## Aim of the task
In the data below, find every line with the string "документы" and pull it out.

## Excerpted records

──────────────────────────────

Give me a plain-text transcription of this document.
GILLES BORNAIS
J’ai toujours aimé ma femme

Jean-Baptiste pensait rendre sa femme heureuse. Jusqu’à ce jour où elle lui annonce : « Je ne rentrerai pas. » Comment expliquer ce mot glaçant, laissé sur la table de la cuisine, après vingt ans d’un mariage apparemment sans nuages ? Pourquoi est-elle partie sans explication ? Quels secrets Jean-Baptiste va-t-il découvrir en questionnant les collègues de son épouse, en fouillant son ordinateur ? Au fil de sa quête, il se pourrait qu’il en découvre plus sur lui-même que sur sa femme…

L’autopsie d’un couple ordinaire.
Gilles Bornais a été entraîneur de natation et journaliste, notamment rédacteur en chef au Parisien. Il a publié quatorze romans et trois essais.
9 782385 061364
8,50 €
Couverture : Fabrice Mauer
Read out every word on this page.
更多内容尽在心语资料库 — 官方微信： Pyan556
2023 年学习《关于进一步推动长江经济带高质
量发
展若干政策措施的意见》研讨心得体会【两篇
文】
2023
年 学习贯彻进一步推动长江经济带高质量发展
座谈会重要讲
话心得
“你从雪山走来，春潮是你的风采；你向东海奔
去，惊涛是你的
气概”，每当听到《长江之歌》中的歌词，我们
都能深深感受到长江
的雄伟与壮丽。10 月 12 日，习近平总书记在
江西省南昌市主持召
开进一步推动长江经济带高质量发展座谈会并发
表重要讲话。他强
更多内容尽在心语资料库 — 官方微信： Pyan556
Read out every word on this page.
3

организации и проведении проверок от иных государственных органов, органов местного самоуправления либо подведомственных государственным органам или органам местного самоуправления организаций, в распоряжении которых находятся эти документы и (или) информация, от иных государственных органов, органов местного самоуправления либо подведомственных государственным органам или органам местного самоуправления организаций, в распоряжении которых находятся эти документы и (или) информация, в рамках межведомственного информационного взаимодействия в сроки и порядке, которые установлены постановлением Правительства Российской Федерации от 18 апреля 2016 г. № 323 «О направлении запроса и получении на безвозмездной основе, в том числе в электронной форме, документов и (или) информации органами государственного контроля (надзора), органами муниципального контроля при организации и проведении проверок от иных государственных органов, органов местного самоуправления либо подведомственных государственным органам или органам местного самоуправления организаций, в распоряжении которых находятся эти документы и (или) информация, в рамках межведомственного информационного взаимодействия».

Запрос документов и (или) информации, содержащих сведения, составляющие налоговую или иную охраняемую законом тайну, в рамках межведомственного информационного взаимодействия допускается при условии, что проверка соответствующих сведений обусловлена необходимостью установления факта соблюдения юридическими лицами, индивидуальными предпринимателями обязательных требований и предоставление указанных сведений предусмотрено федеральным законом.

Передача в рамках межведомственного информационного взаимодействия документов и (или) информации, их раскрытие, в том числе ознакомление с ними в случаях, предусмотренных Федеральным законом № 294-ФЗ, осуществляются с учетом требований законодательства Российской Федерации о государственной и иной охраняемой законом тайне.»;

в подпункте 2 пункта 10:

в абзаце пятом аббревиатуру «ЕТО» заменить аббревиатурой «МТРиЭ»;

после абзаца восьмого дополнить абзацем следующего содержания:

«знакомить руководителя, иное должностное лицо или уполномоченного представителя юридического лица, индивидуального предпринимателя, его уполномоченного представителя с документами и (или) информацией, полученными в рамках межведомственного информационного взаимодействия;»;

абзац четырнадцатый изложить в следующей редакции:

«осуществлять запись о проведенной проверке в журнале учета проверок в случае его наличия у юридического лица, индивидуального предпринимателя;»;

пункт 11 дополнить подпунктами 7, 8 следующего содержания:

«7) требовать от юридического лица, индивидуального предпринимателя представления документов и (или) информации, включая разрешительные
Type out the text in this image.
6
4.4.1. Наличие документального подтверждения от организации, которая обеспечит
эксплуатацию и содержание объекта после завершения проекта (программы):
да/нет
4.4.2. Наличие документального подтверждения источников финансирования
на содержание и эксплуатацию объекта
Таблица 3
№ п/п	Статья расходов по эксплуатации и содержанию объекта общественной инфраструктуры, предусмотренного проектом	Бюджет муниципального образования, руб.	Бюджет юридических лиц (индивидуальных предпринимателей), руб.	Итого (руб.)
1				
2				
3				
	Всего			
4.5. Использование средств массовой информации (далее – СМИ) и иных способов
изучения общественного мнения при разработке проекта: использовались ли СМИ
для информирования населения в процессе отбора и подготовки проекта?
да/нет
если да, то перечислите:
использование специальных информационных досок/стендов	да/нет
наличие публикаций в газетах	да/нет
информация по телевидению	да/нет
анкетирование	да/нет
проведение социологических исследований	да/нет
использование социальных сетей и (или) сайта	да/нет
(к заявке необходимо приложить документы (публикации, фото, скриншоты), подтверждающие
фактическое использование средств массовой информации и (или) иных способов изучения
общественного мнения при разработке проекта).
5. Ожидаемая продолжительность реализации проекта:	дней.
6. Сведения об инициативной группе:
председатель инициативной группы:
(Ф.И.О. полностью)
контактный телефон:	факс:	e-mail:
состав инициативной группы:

──────────────────────────────

## Completed task
организации и проведении проверок от иных государственных органов, органов местного самоуправления либо подведомственных государственным органам или органам местного самоуправления организаций, в распоряжении которых находятся эти документы и (или) информация, от иных государственных органов, органов местного самоуправления либо подведомственных государственным органам или органам местного самоуправления организаций, в распоряжении которых находятся эти документы и (или) информация, в рамках межведомственного информационного взаимодействия в сроки и порядке, которые установлены постановлением Правительства Российской Федерации от 18 апреля 2016 г. № 323 «О направлении запроса и получении на безвозмездной основе, в том числе в электронной форме, документов и (или) информации органами государственного контроля (надзора), органами муниципального контроля при организации и проведении проверок от иных государственных органов, органов местного самоуправления либо подведомственных государственным органам или органам местного самоуправления организаций, в распоряжении которых находятся эти документы и (или) информация, в рамках межведомственного информационного взаимодействия».
(к заявке необходимо приложить документы (публикации, фото, скриншоты), подтверждающие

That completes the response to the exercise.